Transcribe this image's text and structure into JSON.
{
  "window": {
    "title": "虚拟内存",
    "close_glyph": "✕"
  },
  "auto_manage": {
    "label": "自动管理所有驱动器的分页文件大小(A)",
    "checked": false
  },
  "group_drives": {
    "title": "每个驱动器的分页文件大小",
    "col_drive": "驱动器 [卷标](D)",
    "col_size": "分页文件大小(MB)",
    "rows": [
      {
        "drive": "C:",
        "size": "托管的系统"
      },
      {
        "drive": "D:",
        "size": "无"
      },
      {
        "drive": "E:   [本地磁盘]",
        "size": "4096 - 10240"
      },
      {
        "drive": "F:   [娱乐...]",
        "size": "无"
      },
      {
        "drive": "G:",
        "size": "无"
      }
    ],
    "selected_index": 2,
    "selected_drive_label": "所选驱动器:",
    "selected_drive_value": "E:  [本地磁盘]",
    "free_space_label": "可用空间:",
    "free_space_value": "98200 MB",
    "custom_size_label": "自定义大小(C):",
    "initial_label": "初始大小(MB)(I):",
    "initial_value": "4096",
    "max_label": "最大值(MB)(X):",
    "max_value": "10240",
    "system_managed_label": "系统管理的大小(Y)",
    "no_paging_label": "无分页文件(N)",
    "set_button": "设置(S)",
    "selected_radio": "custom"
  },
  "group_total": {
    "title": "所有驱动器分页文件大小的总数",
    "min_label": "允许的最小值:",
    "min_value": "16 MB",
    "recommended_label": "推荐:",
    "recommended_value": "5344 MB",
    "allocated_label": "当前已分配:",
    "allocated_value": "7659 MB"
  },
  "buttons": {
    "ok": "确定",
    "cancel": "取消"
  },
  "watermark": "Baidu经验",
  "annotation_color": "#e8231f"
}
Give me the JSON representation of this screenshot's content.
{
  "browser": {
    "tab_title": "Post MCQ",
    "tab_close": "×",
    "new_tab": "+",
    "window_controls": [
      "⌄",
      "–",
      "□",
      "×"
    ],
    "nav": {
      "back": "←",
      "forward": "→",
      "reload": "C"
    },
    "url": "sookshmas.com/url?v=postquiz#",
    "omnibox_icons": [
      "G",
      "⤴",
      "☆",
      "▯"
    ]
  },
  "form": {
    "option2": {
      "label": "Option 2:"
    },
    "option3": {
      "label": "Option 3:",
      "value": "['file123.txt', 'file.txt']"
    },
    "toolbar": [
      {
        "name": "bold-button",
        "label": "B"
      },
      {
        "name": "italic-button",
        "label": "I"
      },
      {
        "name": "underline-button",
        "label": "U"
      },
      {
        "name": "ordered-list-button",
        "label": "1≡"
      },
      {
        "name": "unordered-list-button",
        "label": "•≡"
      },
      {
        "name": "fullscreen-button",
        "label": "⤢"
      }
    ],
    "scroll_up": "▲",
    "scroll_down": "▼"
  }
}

+++++

Give the count of lines in the listing that hold the word "JSON", with no other text.

## Answer for the task
2